**WHAT IS EXPECTED:** Give every entry again, word for word and in full.
#####
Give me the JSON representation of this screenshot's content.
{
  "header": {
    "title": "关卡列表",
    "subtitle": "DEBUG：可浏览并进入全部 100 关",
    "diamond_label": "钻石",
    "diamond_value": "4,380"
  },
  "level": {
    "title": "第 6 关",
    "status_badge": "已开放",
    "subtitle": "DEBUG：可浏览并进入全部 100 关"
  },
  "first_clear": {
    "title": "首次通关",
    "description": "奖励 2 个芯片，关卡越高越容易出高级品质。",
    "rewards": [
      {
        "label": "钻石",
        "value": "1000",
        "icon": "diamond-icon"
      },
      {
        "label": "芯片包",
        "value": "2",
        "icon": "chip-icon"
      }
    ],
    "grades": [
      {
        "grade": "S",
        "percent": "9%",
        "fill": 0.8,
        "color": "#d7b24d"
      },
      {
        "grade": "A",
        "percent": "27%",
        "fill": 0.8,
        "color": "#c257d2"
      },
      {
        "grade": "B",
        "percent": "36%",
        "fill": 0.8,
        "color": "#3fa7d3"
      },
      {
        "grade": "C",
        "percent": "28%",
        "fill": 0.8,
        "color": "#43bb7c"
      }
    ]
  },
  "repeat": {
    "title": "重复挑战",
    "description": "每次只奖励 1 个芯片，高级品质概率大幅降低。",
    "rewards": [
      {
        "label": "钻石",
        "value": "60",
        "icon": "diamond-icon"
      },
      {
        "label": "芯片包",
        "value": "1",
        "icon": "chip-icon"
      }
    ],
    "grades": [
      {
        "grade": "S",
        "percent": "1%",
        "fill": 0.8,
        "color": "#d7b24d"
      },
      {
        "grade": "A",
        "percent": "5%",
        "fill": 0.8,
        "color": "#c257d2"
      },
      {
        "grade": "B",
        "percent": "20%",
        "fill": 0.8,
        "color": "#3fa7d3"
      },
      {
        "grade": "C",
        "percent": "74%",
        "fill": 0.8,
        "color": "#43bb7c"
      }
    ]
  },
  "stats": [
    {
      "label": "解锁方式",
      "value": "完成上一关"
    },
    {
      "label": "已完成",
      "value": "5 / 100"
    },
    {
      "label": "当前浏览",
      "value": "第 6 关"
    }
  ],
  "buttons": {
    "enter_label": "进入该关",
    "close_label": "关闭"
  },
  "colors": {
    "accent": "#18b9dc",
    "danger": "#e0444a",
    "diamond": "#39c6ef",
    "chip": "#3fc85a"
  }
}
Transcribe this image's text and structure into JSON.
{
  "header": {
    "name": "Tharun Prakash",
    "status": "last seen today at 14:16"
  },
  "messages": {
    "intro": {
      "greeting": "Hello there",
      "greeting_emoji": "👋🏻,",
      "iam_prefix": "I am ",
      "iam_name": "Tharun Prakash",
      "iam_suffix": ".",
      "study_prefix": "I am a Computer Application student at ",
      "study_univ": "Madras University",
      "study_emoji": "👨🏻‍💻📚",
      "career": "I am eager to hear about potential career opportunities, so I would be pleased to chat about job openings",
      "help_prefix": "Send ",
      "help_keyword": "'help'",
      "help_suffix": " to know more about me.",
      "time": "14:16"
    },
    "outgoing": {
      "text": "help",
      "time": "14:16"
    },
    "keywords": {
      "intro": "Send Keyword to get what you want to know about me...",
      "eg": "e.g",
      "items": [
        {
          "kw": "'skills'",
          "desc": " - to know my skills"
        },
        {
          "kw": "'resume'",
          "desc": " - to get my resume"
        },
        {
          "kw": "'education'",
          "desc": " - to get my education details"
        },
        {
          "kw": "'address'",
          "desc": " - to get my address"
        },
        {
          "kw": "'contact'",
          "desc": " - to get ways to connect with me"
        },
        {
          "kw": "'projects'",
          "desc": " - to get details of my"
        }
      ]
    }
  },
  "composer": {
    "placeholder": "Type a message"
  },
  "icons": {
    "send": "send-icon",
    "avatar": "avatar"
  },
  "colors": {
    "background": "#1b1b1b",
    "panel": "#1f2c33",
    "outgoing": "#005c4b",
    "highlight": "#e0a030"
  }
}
#####
**CORRECT RESPONSE:**
Give me the JSON representation of this screenshot's content.
{
  "header": {
    "title": "关卡列表",
    "subtitle": "DEBUG：可浏览并进入全部 100 关",
    "diamond_label": "钻石",
    "diamond_value": "4,380"
  },
  "level": {
    "title": "第 6 关",
    "status_badge": "已开放",
    "subtitle": "DEBUG：可浏览并进入全部 100 关"
  },
  "first_clear": {
    "title": "首次通关",
    "description": "奖励 2 个芯片，关卡越高越容易出高级品质。",
    "rewards": [
      {
        "label": "钻石",
        "value": "1000",
        "icon": "diamond-icon"
      },
      {
        "label": "芯片包",
        "value": "2",
        "icon": "chip-icon"
      }
    ],
    "grades": [
      {
        "grade": "S",
        "percent": "9%",
        "fill": 0.8,
        "color": "#d7b24d"
      },
      {
        "grade": "A",
        "percent": "27%",
        "fill": 0.8,
        "color": "#c257d2"
      },
      {
        "grade": "B",
        "percent": "36%",
        "fill": 0.8,
        "color": "#3fa7d3"
      },
      {
        "grade": "C",
        "percent": "28%",
        "fill": 0.8,
        "color": "#43bb7c"
      }
    ]
  },
  "repeat": {
    "title": "重复挑战",
    "description": "每次只奖励 1 个芯片，高级品质概率大幅降低。",
    "rewards": [
      {
        "label": "钻石",
        "value": "60",
        "icon": "diamond-icon"
      },
      {
        "label": "芯片包",
        "value": "1",
        "icon": "chip-icon"
      }
    ],
    "grades": [
      {
        "grade": "S",
        "percent": "1%",
        "fill": 0.8,
        "color": "#d7b24d"
      },
      {
        "grade": "A",
        "percent": "5%",
        "fill": 0.8,
        "color": "#c257d2"
      },
      {
        "grade": "B",
        "percent": "20%",
        "fill": 0.8,
        "color": "#3fa7d3"
      },
      {
        "grade": "C",
        "percent": "74%",
        "fill": 0.8,
        "color": "#43bb7c"
      }
    ]
  },
  "stats": [
    {
      "label": "解锁方式",
      "value": "完成上一关"
    },
    {
      "label": "已完成",
      "value": "5 / 100"
    },
    {
      "label": "当前浏览",
      "value": "第 6 关"
    }
  ],
  "buttons": {
    "enter_label": "进入该关",
    "close_label": "关闭"
  },
  "colors": {
    "accent": "#18b9dc",
    "danger": "#e0444a",
    "diamond": "#39c6ef",
    "chip": "#3fc85a"
  }
}
Transcribe this image's text and structure into JSON.
{
  "header": {
    "name": "Tharun Prakash",
    "status": "last seen today at 14:16"
  },
  "messages": {
    "intro": {
      "greeting": "Hello there",
      "greeting_emoji": "👋🏻,",
      "iam_prefix": "I am ",
      "iam_name": "Tharun Prakash",
      "iam_suffix": ".",
      "study_prefix": "I am a Computer Application student at ",
      "study_univ": "Madras University",
      "study_emoji": "👨🏻‍💻📚",
      "career": "I am eager to hear about potential career opportunities, so I would be pleased to chat about job openings",
      "help_prefix": "Send ",
      "help_keyword": "'help'",
      "help_suffix": " to know more about me.",
      "time": "14:16"
    },
    "outgoing": {
      "text": "help",
      "time": "14:16"
    },
    "keywords": {
      "intro": "Send Keyword to get what you want to know about me...",
      "eg": "e.g",
      "items": [
        {
          "kw": "'skills'",
          "desc": " - to know my skills"
        },
        {
          "kw": "'resume'",
          "desc": " - to get my resume"
        },
        {
          "kw": "'education'",
          "desc": " - to get my education details"
        },
        {
          "kw": "'address'",
          "desc": " - to get my address"
        },
        {
          "kw": "'contact'",
          "desc": " - to get ways to connect with me"
        },
        {
          "kw": "'projects'",
          "desc": " - to get details of my"
        }
      ]
    }
  },
  "composer": {
    "placeholder": "Type a message"
  },
  "icons": {
    "send": "send-icon",
    "avatar": "avatar"
  },
  "colors": {
    "background": "#1b1b1b",
    "panel": "#1f2c33",
    "outgoing": "#005c4b",
    "highlight": "#e0a030"
  }
}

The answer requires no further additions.